* [EXERCISE DETAILS]: Locate each line in the listing below that contains the string "site", treating uppercase and lowercase as distinct, and copy every such line.

_ _ _ _

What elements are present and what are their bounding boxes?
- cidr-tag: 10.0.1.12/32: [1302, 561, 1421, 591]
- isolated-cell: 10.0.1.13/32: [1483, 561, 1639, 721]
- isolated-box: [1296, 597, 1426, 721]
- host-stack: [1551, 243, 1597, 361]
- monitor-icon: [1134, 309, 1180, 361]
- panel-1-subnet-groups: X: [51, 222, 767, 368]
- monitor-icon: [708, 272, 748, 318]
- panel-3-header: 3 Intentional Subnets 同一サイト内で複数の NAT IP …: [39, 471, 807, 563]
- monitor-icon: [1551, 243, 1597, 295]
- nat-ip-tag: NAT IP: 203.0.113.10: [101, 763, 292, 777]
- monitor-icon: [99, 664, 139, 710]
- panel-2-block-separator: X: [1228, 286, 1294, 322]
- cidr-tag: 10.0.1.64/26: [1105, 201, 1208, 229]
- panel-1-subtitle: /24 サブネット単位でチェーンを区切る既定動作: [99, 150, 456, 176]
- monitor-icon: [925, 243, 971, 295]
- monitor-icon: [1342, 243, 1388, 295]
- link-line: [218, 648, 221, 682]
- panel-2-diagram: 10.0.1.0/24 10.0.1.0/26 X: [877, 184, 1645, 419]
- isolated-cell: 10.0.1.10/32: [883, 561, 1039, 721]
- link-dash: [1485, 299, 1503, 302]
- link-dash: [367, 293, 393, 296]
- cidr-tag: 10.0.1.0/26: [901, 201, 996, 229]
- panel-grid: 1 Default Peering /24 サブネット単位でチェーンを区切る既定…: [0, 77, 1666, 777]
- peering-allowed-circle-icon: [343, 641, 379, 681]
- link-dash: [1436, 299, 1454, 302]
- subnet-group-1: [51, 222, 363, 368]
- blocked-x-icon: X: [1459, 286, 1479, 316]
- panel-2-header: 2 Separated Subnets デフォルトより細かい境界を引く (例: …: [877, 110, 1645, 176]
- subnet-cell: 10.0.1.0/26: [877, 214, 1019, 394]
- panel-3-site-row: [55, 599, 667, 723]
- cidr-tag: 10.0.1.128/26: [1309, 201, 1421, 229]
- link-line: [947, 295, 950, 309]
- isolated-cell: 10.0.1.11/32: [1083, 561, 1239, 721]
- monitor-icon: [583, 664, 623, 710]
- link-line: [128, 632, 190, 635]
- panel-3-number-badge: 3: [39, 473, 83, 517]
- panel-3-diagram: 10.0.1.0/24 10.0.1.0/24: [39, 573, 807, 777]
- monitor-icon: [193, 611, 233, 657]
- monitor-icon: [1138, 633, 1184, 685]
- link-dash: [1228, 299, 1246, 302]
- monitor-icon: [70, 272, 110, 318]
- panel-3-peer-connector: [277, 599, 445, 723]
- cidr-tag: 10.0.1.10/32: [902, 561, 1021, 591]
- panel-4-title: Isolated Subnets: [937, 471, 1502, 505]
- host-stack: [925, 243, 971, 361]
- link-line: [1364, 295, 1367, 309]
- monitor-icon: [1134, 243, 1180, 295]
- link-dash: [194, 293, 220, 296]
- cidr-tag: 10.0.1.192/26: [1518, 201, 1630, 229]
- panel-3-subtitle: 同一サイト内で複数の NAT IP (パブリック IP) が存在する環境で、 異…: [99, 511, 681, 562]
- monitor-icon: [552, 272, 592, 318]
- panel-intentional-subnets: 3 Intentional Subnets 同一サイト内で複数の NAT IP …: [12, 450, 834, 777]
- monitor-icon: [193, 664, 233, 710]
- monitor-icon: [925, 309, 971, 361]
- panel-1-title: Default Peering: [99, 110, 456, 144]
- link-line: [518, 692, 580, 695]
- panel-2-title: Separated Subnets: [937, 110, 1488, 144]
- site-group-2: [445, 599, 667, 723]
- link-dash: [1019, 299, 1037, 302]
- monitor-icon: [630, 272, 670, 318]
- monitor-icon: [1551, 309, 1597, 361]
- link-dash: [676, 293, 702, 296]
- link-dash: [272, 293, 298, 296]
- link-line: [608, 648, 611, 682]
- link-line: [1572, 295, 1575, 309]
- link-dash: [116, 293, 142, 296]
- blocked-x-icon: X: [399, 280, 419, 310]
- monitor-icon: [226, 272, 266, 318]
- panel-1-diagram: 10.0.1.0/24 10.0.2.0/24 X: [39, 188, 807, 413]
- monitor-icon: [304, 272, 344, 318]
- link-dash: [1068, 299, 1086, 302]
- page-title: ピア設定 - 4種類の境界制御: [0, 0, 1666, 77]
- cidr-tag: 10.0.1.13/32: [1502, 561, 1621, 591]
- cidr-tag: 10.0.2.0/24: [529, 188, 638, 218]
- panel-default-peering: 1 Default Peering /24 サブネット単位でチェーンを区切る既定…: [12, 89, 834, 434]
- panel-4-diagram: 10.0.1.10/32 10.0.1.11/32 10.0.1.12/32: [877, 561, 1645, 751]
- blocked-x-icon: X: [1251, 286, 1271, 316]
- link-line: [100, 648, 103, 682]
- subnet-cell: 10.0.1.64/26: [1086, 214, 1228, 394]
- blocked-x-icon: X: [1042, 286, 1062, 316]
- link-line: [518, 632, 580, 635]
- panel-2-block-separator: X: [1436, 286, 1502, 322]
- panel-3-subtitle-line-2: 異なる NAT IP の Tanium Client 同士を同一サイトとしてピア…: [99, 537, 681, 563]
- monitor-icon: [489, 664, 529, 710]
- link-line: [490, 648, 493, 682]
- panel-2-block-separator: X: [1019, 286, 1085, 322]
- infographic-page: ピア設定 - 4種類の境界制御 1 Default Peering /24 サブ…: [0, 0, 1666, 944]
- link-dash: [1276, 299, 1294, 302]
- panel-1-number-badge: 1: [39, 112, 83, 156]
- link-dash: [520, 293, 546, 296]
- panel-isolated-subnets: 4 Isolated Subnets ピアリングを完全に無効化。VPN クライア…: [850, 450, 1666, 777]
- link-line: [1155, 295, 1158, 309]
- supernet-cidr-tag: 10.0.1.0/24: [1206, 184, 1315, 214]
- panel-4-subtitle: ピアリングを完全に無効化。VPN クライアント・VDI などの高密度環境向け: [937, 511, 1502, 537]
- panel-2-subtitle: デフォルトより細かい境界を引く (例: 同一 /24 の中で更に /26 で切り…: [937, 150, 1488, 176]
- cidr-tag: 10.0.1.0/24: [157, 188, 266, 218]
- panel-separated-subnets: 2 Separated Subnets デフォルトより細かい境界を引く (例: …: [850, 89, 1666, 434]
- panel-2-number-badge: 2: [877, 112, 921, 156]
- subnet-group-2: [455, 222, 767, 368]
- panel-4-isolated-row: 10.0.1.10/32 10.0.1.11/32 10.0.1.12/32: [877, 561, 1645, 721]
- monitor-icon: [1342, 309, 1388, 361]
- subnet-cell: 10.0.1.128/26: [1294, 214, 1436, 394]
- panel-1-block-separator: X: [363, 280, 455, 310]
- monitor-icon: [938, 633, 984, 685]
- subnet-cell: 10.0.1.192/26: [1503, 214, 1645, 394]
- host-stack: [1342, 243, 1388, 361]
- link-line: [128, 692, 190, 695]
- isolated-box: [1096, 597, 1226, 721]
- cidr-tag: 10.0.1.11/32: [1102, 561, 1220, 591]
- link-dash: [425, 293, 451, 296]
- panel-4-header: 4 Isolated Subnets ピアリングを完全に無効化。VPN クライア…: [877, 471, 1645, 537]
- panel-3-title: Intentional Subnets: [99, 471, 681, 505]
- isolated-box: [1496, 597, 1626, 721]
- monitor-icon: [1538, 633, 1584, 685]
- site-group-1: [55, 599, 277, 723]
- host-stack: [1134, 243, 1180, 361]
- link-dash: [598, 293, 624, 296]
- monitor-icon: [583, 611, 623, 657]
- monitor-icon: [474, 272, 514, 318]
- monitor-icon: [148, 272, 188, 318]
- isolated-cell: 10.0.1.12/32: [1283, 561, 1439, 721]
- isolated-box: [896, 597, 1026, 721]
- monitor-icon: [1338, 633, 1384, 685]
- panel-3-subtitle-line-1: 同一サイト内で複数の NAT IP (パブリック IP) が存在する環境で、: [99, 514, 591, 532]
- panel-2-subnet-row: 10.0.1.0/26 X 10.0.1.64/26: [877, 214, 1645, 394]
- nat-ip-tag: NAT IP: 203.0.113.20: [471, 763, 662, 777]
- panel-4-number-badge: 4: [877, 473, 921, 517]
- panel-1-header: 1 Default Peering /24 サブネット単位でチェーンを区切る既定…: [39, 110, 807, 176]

_ _ _ _

* [REPLY]:
- panel-3-site-row: [55, 599, 667, 723]
- site-group-2: [445, 599, 667, 723]
- site-group-1: [55, 599, 277, 723]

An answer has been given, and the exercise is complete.